*Information provided*.
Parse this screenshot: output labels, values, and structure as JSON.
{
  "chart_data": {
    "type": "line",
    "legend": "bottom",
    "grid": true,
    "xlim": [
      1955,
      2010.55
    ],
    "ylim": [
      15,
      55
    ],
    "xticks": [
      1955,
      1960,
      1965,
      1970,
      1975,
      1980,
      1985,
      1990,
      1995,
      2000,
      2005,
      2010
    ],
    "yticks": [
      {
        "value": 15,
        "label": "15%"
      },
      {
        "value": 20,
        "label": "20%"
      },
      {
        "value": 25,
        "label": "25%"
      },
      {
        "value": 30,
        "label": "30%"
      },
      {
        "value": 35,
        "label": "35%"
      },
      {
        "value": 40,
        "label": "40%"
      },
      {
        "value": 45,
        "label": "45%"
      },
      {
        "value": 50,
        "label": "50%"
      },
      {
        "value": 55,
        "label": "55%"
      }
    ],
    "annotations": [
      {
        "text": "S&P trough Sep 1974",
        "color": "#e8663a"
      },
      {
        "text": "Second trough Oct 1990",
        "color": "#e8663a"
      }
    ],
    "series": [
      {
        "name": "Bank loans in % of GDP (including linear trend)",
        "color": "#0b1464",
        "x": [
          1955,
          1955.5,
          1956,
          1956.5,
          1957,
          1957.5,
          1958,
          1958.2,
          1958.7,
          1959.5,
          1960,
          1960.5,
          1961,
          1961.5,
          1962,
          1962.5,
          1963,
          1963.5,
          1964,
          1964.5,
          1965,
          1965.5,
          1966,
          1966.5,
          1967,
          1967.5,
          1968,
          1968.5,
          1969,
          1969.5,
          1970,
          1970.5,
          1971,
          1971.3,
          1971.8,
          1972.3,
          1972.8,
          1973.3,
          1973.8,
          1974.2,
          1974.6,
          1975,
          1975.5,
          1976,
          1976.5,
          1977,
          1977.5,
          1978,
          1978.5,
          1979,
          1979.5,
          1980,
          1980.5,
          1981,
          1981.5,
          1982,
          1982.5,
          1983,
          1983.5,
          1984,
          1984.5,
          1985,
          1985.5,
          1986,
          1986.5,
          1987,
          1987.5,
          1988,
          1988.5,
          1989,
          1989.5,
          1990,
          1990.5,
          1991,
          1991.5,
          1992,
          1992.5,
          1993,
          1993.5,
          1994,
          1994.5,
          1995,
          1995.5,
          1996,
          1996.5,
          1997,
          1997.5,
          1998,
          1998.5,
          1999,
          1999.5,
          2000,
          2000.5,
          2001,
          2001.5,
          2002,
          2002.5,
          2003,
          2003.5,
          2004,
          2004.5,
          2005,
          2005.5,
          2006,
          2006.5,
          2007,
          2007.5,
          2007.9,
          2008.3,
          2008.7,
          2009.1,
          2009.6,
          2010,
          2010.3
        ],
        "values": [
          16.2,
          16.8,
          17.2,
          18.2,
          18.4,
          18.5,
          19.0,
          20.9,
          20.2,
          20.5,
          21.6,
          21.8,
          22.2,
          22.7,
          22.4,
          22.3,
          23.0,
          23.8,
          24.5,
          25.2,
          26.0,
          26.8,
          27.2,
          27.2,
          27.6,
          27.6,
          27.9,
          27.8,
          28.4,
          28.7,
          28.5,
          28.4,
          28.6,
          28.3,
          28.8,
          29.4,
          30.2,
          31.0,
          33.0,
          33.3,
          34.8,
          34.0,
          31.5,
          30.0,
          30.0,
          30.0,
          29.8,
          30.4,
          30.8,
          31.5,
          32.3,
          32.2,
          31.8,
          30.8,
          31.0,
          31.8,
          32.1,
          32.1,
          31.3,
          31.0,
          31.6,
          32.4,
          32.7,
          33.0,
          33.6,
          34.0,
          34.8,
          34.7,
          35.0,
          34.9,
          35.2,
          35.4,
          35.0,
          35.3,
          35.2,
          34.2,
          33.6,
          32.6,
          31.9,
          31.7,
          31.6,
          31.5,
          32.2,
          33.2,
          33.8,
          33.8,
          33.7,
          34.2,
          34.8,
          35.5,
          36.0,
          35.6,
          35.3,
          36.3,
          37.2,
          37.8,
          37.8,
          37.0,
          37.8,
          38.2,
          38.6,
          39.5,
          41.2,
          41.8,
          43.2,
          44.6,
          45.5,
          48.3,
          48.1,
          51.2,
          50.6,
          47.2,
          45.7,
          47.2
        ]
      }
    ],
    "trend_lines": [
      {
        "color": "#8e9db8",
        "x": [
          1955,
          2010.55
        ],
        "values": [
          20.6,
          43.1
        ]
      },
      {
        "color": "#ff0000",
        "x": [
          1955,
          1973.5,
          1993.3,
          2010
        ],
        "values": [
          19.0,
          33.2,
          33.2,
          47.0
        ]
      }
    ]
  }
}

*What is needed*. Write the data from above out again, exactly.

*In response*.
Parse this screenshot: output labels, values, and structure as JSON.
{
  "chart_data": {
    "type": "line",
    "legend": "bottom",
    "grid": true,
    "xlim": [
      1955,
      2010.55
    ],
    "ylim": [
      15,
      55
    ],
    "xticks": [
      1955,
      1960,
      1965,
      1970,
      1975,
      1980,
      1985,
      1990,
      1995,
      2000,
      2005,
      2010
    ],
    "yticks": [
      {
        "value": 15,
        "label": "15%"
      },
      {
        "value": 20,
        "label": "20%"
      },
      {
        "value": 25,
        "label": "25%"
      },
      {
        "value": 30,
        "label": "30%"
      },
      {
        "value": 35,
        "label": "35%"
      },
      {
        "value": 40,
        "label": "40%"
      },
      {
        "value": 45,
        "label": "45%"
      },
      {
        "value": 50,
        "label": "50%"
      },
      {
        "value": 55,
        "label": "55%"
      }
    ],
    "annotations": [
      {
        "text": "S&P trough Sep 1974",
        "color": "#e8663a"
      },
      {
        "text": "Second trough Oct 1990",
        "color": "#e8663a"
      }
    ],
    "series": [
      {
        "name": "Bank loans in % of GDP (including linear trend)",
        "color": "#0b1464",
        "x": [
          1955,
          1955.5,
          1956,
          1956.5,
          1957,
          1957.5,
          1958,
          1958.2,
          1958.7,
          1959.5,
          1960,
          1960.5,
          1961,
          1961.5,
          1962,
          1962.5,
          1963,
          1963.5,
          1964,
          1964.5,
          1965,
          1965.5,
          1966,
          1966.5,
          1967,
          1967.5,
          1968,
          1968.5,
          1969,
          1969.5,
          1970,
          1970.5,
          1971,
          1971.3,
          1971.8,
          1972.3,
          1972.8,
          1973.3,
          1973.8,
          1974.2,
          1974.6,
          1975,
          1975.5,
          1976,
          1976.5,
          1977,
          1977.5,
          1978,
          1978.5,
          1979,
          1979.5,
          1980,
          1980.5,
          1981,
          1981.5,
          1982,
          1982.5,
          1983,
          1983.5,
          1984,
          1984.5,
          1985,
          1985.5,
          1986,
          1986.5,
          1987,
          1987.5,
          1988,
          1988.5,
          1989,
          1989.5,
          1990,
          1990.5,
          1991,
          1991.5,
          1992,
          1992.5,
          1993,
          1993.5,
          1994,
          1994.5,
          1995,
          1995.5,
          1996,
          1996.5,
          1997,
          1997.5,
          1998,
          1998.5,
          1999,
          1999.5,
          2000,
          2000.5,
          2001,
          2001.5,
          2002,
          2002.5,
          2003,
          2003.5,
          2004,
          2004.5,
          2005,
          2005.5,
          2006,
          2006.5,
          2007,
          2007.5,
          2007.9,
          2008.3,
          2008.7,
          2009.1,
          2009.6,
          2010,
          2010.3
        ],
        "values": [
          16.2,
          16.8,
          17.2,
          18.2,
          18.4,
          18.5,
          19.0,
          20.9,
          20.2,
          20.5,
          21.6,
          21.8,
          22.2,
          22.7,
          22.4,
          22.3,
          23.0,
          23.8,
          24.5,
          25.2,
          26.0,
          26.8,
          27.2,
          27.2,
          27.6,
          27.6,
          27.9,
          27.8,
          28.4,
          28.7,
          28.5,
          28.4,
          28.6,
          28.3,
          28.8,
          29.4,
          30.2,
          31.0,
          33.0,
          33.3,
          34.8,
          34.0,
          31.5,
          30.0,
          30.0,
          30.0,
          29.8,
          30.4,
          30.8,
          31.5,
          32.3,
          32.2,
          31.8,
          30.8,
          31.0,
          31.8,
          32.1,
          32.1,
          31.3,
          31.0,
          31.6,
          32.4,
          32.7,
          33.0,
          33.6,
          34.0,
          34.8,
          34.7,
          35.0,
          34.9,
          35.2,
          35.4,
          35.0,
          35.3,
          35.2,
          34.2,
          33.6,
          32.6,
          31.9,
          31.7,
          31.6,
          31.5,
          32.2,
          33.2,
          33.8,
          33.8,
          33.7,
          34.2,
          34.8,
          35.5,
          36.0,
          35.6,
          35.3,
          36.3,
          37.2,
          37.8,
          37.8,
          37.0,
          37.8,
          38.2,
          38.6,
          39.5,
          41.2,
          41.8,
          43.2,
          44.6,
          45.5,
          48.3,
          48.1,
          51.2,
          50.6,
          47.2,
          45.7,
          47.2
        ]
      }
    ],
    "trend_lines": [
      {
        "color": "#8e9db8",
        "x": [
          1955,
          2010.55
        ],
        "values": [
          20.6,
          43.1
        ]
      },
      {
        "color": "#ff0000",
        "x": [
          1955,
          1973.5,
          1993.3,
          2010
        ],
        "values": [
          19.0,
          33.2,
          33.2,
          47.0
        ]
      }
    ]
  }
}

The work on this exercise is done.